§ **Exercise details**:
Please repeat all of the lines that follow, exactly as written.

***** Source data *****

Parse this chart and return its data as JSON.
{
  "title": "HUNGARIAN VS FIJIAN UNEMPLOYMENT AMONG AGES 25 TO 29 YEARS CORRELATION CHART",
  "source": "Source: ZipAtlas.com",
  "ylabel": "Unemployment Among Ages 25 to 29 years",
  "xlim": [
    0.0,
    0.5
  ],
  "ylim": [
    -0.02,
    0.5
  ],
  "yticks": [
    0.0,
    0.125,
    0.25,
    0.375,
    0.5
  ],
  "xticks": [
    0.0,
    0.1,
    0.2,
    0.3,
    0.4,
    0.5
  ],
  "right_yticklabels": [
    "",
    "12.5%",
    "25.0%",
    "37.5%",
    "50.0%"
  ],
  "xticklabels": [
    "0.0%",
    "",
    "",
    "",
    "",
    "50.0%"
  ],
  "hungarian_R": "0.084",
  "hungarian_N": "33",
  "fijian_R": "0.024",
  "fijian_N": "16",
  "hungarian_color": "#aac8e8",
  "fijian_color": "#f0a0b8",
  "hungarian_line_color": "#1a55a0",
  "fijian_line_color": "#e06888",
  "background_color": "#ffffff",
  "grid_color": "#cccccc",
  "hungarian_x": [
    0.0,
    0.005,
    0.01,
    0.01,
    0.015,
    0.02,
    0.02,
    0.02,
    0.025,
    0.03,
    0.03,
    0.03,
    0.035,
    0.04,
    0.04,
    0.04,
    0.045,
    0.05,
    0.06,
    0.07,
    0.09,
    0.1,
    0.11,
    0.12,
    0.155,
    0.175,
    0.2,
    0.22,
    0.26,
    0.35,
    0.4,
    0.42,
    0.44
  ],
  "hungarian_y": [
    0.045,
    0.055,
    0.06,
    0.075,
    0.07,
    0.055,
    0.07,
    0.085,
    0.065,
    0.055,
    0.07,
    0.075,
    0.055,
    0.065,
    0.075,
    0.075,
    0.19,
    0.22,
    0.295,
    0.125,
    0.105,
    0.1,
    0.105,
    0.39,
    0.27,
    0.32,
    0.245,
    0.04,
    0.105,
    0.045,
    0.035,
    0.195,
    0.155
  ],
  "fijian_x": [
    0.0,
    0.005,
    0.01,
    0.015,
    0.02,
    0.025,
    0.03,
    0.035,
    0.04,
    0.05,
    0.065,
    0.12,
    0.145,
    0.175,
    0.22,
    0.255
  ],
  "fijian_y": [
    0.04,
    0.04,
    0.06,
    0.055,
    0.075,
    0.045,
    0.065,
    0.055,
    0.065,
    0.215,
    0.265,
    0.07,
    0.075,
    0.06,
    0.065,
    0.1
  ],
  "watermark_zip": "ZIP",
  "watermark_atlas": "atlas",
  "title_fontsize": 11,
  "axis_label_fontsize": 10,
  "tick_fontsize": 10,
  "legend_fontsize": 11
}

*****

§ **Complete output**:
Parse this chart and return its data as JSON.
{
  "title": "HUNGARIAN VS FIJIAN UNEMPLOYMENT AMONG AGES 25 TO 29 YEARS CORRELATION CHART",
  "source": "Source: ZipAtlas.com",
  "ylabel": "Unemployment Among Ages 25 to 29 years",
  "xlim": [
    0.0,
    0.5
  ],
  "ylim": [
    -0.02,
    0.5
  ],
  "yticks": [
    0.0,
    0.125,
    0.25,
    0.375,
    0.5
  ],
  "xticks": [
    0.0,
    0.1,
    0.2,
    0.3,
    0.4,
    0.5
  ],
  "right_yticklabels": [
    "",
    "12.5%",
    "25.0%",
    "37.5%",
    "50.0%"
  ],
  "xticklabels": [
    "0.0%",
    "",
    "",
    "",
    "",
    "50.0%"
  ],
  "hungarian_R": "0.084",
  "hungarian_N": "33",
  "fijian_R": "0.024",
  "fijian_N": "16",
  "hungarian_color": "#aac8e8",
  "fijian_color": "#f0a0b8",
  "hungarian_line_color": "#1a55a0",
  "fijian_line_color": "#e06888",
  "background_color": "#ffffff",
  "grid_color": "#cccccc",
  "hungarian_x": [
    0.0,
    0.005,
    0.01,
    0.01,
    0.015,
    0.02,
    0.02,
    0.02,
    0.025,
    0.03,
    0.03,
    0.03,
    0.035,
    0.04,
    0.04,
    0.04,
    0.045,
    0.05,
    0.06,
    0.07,
    0.09,
    0.1,
    0.11,
    0.12,
    0.155,
    0.175,
    0.2,
    0.22,
    0.26,
    0.35,
    0.4,
    0.42,
    0.44
  ],
  "hungarian_y": [
    0.045,
    0.055,
    0.06,
    0.075,
    0.07,
    0.055,
    0.07,
    0.085,
    0.065,
    0.055,
    0.07,
    0.075,
    0.055,
    0.065,
    0.075,
    0.075,
    0.19,
    0.22,
    0.295,
    0.125,
    0.105,
    0.1,
    0.105,
    0.39,
    0.27,
    0.32,
    0.245,
    0.04,
    0.105,
    0.045,
    0.035,
    0.195,
    0.155
  ],
  "fijian_x": [
    0.0,
    0.005,
    0.01,
    0.015,
    0.02,
    0.025,
    0.03,
    0.035,
    0.04,
    0.05,
    0.065,
    0.12,
    0.145,
    0.175,
    0.22,
    0.255
  ],
  "fijian_y": [
    0.04,
    0.04,
    0.06,
    0.055,
    0.075,
    0.045,
    0.065,
    0.055,
    0.065,
    0.215,
    0.265,
    0.07,
    0.075,
    0.06,
    0.065,
    0.1
  ],
  "watermark_zip": "ZIP",
  "watermark_atlas": "atlas",
  "title_fontsize": 11,
  "axis_label_fontsize": 10,
  "tick_fontsize": 10,
  "legend_fontsize": 11
}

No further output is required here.